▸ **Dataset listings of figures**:

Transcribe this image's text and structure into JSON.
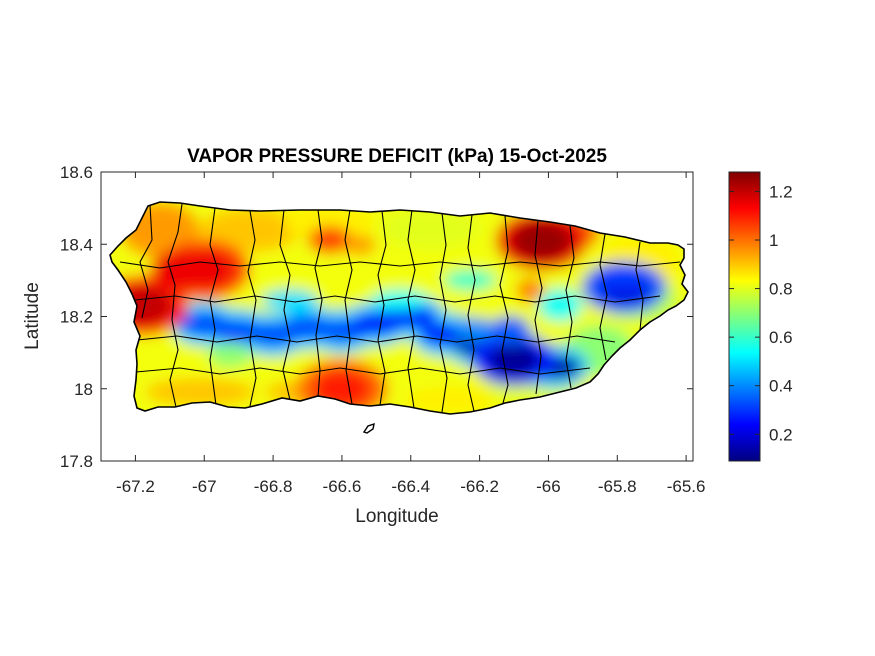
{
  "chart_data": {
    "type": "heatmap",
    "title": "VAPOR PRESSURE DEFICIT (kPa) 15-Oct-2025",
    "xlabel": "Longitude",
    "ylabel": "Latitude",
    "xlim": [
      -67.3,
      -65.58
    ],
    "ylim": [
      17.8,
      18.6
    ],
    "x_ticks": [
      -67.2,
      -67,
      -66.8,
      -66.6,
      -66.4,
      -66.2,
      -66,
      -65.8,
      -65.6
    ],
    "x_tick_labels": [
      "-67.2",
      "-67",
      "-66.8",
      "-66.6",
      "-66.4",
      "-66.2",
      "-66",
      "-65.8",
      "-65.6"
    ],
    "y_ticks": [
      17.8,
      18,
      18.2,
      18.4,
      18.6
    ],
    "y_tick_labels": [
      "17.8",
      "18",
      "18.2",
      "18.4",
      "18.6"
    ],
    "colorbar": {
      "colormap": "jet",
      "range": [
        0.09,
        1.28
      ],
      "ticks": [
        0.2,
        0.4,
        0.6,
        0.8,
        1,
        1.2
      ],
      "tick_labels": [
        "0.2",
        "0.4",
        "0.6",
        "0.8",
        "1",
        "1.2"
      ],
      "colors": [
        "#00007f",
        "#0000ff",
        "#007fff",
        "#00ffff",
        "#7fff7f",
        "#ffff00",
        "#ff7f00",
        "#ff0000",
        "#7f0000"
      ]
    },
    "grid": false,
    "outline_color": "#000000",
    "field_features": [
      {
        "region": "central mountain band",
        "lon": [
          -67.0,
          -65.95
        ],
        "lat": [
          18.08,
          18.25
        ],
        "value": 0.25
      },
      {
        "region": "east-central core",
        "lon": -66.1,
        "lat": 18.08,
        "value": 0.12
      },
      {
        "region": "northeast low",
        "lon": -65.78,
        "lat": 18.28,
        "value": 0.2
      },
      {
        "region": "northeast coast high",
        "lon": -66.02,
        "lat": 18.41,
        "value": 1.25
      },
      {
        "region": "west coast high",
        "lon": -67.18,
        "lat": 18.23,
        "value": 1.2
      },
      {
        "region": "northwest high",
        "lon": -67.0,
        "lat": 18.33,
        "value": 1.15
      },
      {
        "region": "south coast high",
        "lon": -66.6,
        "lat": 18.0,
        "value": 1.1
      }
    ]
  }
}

▸ **Work to be completed**: Take every line from the data that contains the word "region".

▸ **Task response**:
        "region": "central mountain band",
        "region": "east-central core",
        "region": "northeast low",
        "region": "northeast coast high",
        "region": "west coast high",
        "region": "northwest high",
        "region": "south coast high",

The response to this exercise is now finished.